• **Travail à réaliser**: Mettez à jour le fil de discussion sur la détection de la RAM en le recopiant à partir du passage commençant par « Bonjour, j'ai installé » et en vous arrêtant après « de RAM détecté. ». Dans cette reprise, substituez « Corsair » à « Kingston ».

• **Document source**:
┌──
# [RAM] Problème de détection sur AMD64

## Scullder

Bonjour, j'ai installé une Gentoo 2005.1 AMD64, que j'ai mis à jour en 2006.0. Je l'utilisais pas trop mais remarqué un comportement étrange avec la détection de la mémoire. J'avais eu le même problème sur une ubuntu breezy preview (en mars / avril 2005), qui était apparu après une mise à jour vers la version stable (kernel 2.6.12).

Mon matériel :

ASUS K8N-E Deluxe (chipset nforce 3 250Gb)

AMD 64 3000+

une barrette de 512Mo de RAM PC3200 (marque Kingston)

Problème :

Quand je boot sur gentoo, j'ai 430Mo de RAM détecté (résultat obtenu par la commande 'free -m') au lieu de 512. Quand je _RE_boot, j'ai à nouveau 500Mo de RAM détecté.

Je n'arrive absolument pas à identifier la source du problème, étant donné que ça fonctionne très bien sous debian unstable x86, ubuntu breezy x86, windows xp 32 _et 64bits_.

Je me suis demandé si le problème ne venait pas du BIOS (o_O très peu de chance, mais bon). Je met à jour le bios de la carte mère, toujours pareil. J'essaie le dernier BIOS Beta assez récent, toujours pareil. J'ai aussi essayé de remettre les règlages du bios par défaut (même si j'avais trop rien changé à part l'activation de qfan et du cool and quiet), et ça n'a rien changé.

Le problème vient peut être du noyau o_O. J'ai le problème avec un 2.6.15-gentoo-r5. Donc je met à jour 2.6.15-gentoo-r7 en compilant avec genkernel. Même problème. J'essaie différentes options. Principalement, j'ai mis generic x86_64 comme processor type. Ca ne change rien au problème.

Je ne pense pas que ce soit un problème de high memory support (et je ne trouve que ça sur google pour ce type de problèmes).

Au final, je n'ai aucune idée de la provenance du problème.

Je compte essayer de compiler le noyau manuellement sans genkernel, pour éviter d'avoir le ramdisk.

Je vous serai très reconnaissant de m'aider un peu, gentoo avec kde 3.5 me convient parfaitement et j'aimerai bien pouvoir l'utiliser  :Sad: 

----------

## Mickael

Salut,

j'ai de la lecture pour toi, avec ce thread très frais : 

https://forums.gentoo.org/viewtopic-t-441881.html qui te conduira à des explications plus poussées sur d'autres thread. Peut être y a -t-il les réponses à tes questions. 

Bonne lecture.

----------

## Scullder

Merci pour tes renseignements.
└──
• **Données fournies**:
┌──
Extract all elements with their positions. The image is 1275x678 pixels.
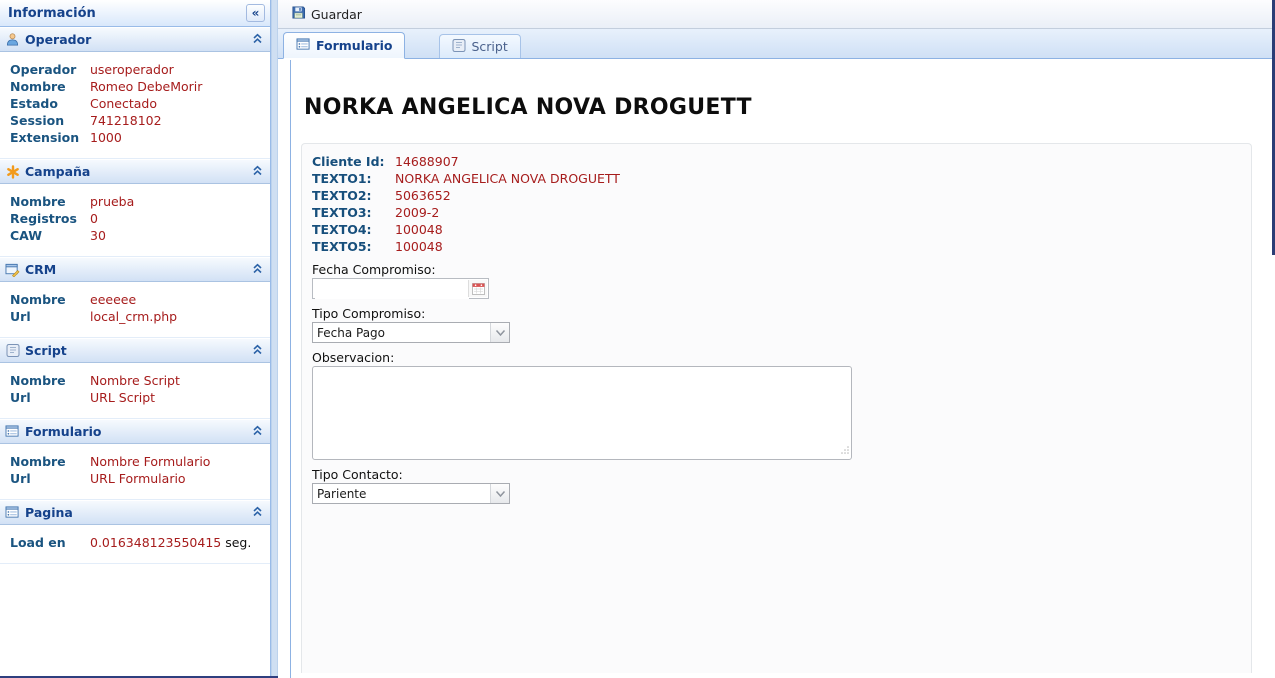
└──
• **Résultat de l'exercice**:
Bonjour, j'ai installé une Gentoo 2005.1 AMD64, que j'ai mis à jour en 2006.0. Je l'utilisais pas trop mais remarqué un comportement étrange avec la détection de la mémoire. J'avais eu le même problème sur une ubuntu breezy preview (en mars / avril 2005), qui était apparu après une mise à jour vers la version stable (kernel 2.6.12).

Mon matériel :

ASUS K8N-E Deluxe (chipset nforce 3 250Gb)

AMD 64 3000+

une barrette de 512Mo de RAM PC3200 (marque Corsair)

Problème :

Quand je boot sur gentoo, j'ai 430Mo de RAM détecté (résultat obtenu par la commande 'free -m') au lieu de 512. Quand je _RE_boot, j'ai à nouveau 500Mo de RAM détecté.